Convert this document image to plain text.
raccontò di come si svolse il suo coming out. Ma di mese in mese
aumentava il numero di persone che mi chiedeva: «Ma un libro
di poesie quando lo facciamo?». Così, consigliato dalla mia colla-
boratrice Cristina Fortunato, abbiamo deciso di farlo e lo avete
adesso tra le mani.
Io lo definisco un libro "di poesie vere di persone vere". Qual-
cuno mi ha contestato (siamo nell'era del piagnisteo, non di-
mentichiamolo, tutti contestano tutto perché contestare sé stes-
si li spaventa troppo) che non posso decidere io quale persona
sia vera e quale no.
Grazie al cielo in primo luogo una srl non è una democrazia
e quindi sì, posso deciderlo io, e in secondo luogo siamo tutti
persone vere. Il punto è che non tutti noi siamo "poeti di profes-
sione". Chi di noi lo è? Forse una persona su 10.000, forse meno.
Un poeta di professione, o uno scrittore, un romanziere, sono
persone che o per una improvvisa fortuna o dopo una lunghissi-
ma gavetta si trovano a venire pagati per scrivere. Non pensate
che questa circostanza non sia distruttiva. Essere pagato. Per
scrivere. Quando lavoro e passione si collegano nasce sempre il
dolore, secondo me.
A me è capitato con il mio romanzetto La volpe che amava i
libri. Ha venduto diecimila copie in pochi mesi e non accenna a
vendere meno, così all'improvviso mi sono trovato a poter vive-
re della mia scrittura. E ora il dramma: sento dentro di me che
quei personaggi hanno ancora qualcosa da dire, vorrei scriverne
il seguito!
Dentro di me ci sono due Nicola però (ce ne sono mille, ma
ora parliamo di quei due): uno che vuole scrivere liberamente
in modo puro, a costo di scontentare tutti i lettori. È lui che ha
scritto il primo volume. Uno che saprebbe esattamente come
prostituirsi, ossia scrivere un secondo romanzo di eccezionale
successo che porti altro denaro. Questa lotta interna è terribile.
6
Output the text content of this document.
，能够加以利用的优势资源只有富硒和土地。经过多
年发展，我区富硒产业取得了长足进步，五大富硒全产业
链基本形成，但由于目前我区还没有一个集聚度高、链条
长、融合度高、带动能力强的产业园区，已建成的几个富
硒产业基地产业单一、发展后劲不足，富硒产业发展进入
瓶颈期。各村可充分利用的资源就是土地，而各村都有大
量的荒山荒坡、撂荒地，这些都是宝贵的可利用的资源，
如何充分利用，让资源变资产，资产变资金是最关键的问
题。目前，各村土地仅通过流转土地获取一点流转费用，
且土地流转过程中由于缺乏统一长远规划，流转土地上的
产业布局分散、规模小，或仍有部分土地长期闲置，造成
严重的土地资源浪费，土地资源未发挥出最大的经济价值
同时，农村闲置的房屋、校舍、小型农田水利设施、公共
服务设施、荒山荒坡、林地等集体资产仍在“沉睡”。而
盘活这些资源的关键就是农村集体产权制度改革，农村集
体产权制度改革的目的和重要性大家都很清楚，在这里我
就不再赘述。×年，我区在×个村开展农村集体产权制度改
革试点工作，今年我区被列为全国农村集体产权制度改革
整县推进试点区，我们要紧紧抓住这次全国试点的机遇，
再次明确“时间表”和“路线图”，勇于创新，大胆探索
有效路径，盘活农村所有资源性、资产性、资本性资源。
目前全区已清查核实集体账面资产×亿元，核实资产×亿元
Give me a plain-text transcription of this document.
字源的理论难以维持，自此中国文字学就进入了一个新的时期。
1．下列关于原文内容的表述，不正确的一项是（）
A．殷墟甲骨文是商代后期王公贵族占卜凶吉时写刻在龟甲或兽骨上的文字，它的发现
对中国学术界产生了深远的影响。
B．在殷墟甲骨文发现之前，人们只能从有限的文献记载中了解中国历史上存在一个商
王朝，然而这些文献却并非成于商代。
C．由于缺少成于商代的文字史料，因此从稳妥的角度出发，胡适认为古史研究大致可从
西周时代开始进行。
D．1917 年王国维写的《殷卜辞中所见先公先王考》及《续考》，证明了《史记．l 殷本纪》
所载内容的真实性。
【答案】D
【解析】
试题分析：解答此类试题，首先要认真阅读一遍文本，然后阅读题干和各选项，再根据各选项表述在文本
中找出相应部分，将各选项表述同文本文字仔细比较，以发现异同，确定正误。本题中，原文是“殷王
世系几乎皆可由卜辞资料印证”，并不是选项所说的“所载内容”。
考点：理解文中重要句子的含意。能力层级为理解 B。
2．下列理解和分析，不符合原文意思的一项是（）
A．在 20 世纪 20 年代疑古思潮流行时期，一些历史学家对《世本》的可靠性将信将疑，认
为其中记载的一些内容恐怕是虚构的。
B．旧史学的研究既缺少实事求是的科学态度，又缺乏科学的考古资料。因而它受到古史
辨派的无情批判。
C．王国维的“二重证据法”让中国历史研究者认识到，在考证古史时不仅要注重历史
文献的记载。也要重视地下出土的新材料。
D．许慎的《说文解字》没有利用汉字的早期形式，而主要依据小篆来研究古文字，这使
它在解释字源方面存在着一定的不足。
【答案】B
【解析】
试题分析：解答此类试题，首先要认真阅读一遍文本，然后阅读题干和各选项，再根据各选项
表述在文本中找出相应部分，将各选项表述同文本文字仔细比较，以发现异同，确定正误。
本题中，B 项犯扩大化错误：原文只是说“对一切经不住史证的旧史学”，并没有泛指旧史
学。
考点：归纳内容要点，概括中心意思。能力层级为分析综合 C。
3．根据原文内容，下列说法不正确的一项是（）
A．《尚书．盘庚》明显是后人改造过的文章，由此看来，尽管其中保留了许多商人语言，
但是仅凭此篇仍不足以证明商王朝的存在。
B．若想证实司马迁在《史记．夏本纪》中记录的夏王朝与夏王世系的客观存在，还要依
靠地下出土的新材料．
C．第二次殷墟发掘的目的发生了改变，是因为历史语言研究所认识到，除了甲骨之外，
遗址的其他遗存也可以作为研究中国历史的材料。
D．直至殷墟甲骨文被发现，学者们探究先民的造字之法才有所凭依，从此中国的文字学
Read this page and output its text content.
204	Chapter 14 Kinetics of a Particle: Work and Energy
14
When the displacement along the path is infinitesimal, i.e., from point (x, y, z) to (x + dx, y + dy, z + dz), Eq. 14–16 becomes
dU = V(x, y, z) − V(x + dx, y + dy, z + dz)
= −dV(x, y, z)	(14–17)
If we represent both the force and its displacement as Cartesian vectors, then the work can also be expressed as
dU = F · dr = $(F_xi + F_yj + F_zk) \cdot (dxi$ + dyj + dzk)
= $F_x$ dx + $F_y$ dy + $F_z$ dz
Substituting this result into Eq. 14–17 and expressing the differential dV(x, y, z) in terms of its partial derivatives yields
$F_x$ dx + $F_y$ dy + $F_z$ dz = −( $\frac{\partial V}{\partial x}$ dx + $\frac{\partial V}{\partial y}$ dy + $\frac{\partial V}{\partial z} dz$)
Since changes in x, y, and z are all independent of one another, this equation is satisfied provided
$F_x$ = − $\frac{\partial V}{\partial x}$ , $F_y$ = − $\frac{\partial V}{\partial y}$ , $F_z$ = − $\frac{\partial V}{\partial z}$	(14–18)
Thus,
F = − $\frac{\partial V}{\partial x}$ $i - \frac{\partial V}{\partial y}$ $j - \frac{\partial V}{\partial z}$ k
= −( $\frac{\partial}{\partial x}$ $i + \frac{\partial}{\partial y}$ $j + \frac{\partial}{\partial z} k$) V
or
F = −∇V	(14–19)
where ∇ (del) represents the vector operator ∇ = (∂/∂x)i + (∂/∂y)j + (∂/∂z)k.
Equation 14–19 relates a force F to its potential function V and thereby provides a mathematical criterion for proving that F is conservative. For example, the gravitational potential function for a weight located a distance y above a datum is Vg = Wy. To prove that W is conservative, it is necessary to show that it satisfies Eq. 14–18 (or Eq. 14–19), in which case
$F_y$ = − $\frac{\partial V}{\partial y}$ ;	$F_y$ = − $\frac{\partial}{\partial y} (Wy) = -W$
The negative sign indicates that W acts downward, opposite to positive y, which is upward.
------
Identify the lines of the data that contain the word "解答此类试题". Copy each of them.

- [CORRECT OUTPUT]
试题分析：解答此类试题，首先要认真阅读一遍文本，然后阅读题干和各选项，再根据各选项表述在文本
试题分析：解答此类试题，首先要认真阅读一遍文本，然后阅读题干和各选项，再根据各选项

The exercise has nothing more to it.